# start of Record set
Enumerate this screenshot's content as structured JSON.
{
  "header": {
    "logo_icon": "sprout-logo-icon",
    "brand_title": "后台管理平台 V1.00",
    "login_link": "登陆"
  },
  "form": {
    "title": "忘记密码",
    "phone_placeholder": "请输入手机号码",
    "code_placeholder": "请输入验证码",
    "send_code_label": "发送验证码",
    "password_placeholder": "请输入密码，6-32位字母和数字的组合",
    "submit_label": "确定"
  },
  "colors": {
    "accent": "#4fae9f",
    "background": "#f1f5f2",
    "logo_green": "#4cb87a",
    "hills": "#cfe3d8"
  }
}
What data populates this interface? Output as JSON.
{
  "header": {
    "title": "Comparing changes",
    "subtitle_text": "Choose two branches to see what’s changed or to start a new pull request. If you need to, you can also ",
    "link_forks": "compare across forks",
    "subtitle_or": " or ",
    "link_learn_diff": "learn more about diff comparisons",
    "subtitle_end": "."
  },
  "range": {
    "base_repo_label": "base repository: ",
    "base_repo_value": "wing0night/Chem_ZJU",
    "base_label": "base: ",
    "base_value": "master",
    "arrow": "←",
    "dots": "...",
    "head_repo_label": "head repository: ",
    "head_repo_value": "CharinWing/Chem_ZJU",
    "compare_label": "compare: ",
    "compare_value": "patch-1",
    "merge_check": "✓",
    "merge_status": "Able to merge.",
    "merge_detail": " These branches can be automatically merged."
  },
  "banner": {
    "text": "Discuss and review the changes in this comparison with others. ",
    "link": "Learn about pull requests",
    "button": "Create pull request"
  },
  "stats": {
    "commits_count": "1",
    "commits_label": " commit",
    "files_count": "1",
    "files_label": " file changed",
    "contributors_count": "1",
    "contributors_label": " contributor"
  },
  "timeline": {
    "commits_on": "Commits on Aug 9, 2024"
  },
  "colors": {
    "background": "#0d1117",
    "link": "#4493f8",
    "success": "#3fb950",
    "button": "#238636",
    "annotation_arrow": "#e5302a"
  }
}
# end of Record set
Exercise goal: Repeat each record exactly. Omit nothing.

In response:
Enumerate this screenshot's content as structured JSON.
{
  "header": {
    "logo_icon": "sprout-logo-icon",
    "brand_title": "后台管理平台 V1.00",
    "login_link": "登陆"
  },
  "form": {
    "title": "忘记密码",
    "phone_placeholder": "请输入手机号码",
    "code_placeholder": "请输入验证码",
    "send_code_label": "发送验证码",
    "password_placeholder": "请输入密码，6-32位字母和数字的组合",
    "submit_label": "确定"
  },
  "colors": {
    "accent": "#4fae9f",
    "background": "#f1f5f2",
    "logo_green": "#4cb87a",
    "hills": "#cfe3d8"
  }
}
What data populates this interface? Output as JSON.
{
  "header": {
    "title": "Comparing changes",
    "subtitle_text": "Choose two branches to see what’s changed or to start a new pull request. If you need to, you can also ",
    "link_forks": "compare across forks",
    "subtitle_or": " or ",
    "link_learn_diff": "learn more about diff comparisons",
    "subtitle_end": "."
  },
  "range": {
    "base_repo_label": "base repository: ",
    "base_repo_value": "wing0night/Chem_ZJU",
    "base_label": "base: ",
    "base_value": "master",
    "arrow": "←",
    "dots": "...",
    "head_repo_label": "head repository: ",
    "head_repo_value": "CharinWing/Chem_ZJU",
    "compare_label": "compare: ",
    "compare_value": "patch-1",
    "merge_check": "✓",
    "merge_status": "Able to merge.",
    "merge_detail": " These branches can be automatically merged."
  },
  "banner": {
    "text": "Discuss and review the changes in this comparison with others. ",
    "link": "Learn about pull requests",
    "button": "Create pull request"
  },
  "stats": {
    "commits_count": "1",
    "commits_label": " commit",
    "files_count": "1",
    "files_label": " file changed",
    "contributors_count": "1",
    "contributors_label": " contributor"
  },
  "timeline": {
    "commits_on": "Commits on Aug 9, 2024"
  },
  "colors": {
    "background": "#0d1117",
    "link": "#4493f8",
    "success": "#3fb950",
    "button": "#238636",
    "annotation_arrow": "#e5302a"
  }
}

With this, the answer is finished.